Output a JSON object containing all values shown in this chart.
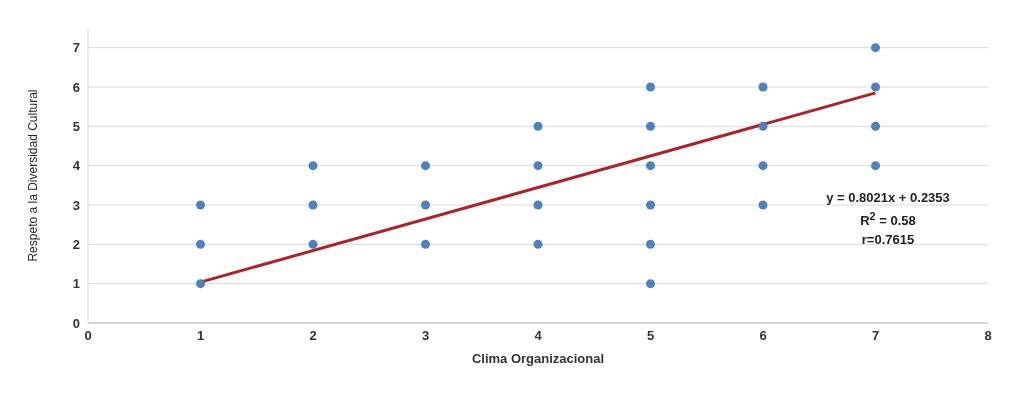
{
  "chart_data": {
    "type": "scatter",
    "xlabel": "Clima Organizacional",
    "ylabel": "Respeto a la Diversidad Cultural",
    "xlim": [
      0,
      8
    ],
    "xticks": [
      0,
      1,
      2,
      3,
      4,
      5,
      6,
      7,
      8
    ],
    "ylim": [
      0,
      7.5
    ],
    "yticks": [
      0,
      1,
      2,
      3,
      4,
      5,
      6,
      7
    ],
    "grid": "y",
    "legend": false,
    "series": [
      {
        "marker": "circle",
        "color": "#4f81bd",
        "x": [
          1,
          1,
          1,
          2,
          2,
          2,
          3,
          3,
          3,
          4,
          4,
          4,
          4,
          5,
          5,
          5,
          5,
          5,
          5,
          6,
          6,
          6,
          6,
          7,
          7,
          7,
          7
        ],
        "values": [
          1,
          2,
          3,
          2,
          3,
          4,
          2,
          3,
          4,
          2,
          3,
          4,
          5,
          1,
          2,
          3,
          4,
          5,
          6,
          3,
          4,
          5,
          6,
          4,
          5,
          6,
          7
        ]
      },
      {
        "type": "line",
        "marker": "none",
        "color": "#a8262b",
        "line_style": "solid",
        "x": [
          1,
          7
        ],
        "values": [
          1.04,
          5.85
        ]
      }
    ],
    "annotations": [
      "y = 0.8021x + 0.2353",
      "R$^{2}$ = 0.58",
      "r=0.7615"
    ]
  }
}
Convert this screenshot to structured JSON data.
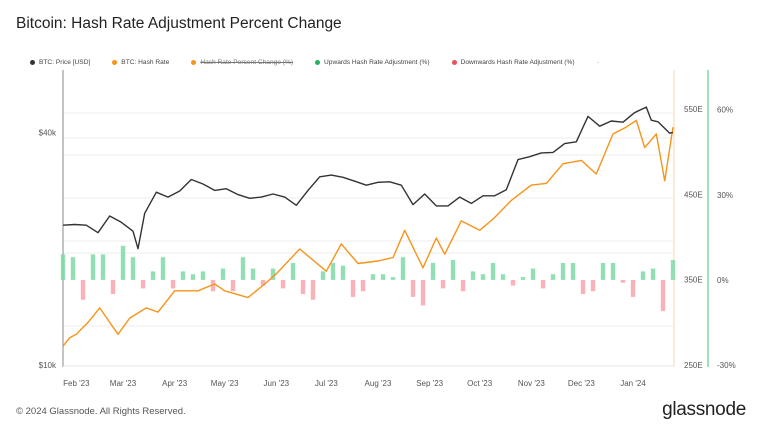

[Given exercise]:
Restate the data above exactly, stripping out each image.

[Result]:
Output a JSON object containing all values shown in this chart.
{
  "chart_data": {
    "type": "scatter",
    "xlabel": "Clima Organizacional",
    "ylabel": "Respeto a la Diversidad Cultural",
    "xlim": [
      0,
      8
    ],
    "xticks": [
      0,
      1,
      2,
      3,
      4,
      5,
      6,
      7,
      8
    ],
    "ylim": [
      0,
      7.5
    ],
    "yticks": [
      0,
      1,
      2,
      3,
      4,
      5,
      6,
      7
    ],
    "grid": "y",
    "legend": false,
    "series": [
      {
        "marker": "circle",
        "color": "#4f81bd",
        "x": [
          1,
          1,
          1,
          2,
          2,
          2,
          3,
          3,
          3,
          4,
          4,
          4,
          4,
          5,
          5,
          5,
          5,
          5,
          5,
          6,
          6,
          6,
          6,
          7,
          7,
          7,
          7
        ],
        "values": [
          1,
          2,
          3,
          2,
          3,
          4,
          2,
          3,
          4,
          2,
          3,
          4,
          5,
          1,
          2,
          3,
          4,
          5,
          6,
          3,
          4,
          5,
          6,
          4,
          5,
          6,
          7
        ]
      },
      {
        "type": "line",
        "marker": "none",
        "color": "#a8262b",
        "line_style": "solid",
        "x": [
          1,
          7
        ],
        "values": [
          1.04,
          5.85
        ]
      }
    ],
    "annotations": [
      "y = 0.8021x + 0.2353",
      "R$^{2}$ = 0.58",
      "r=0.7615"
    ]
  }
}
Convert this screenshot to structured JSON data.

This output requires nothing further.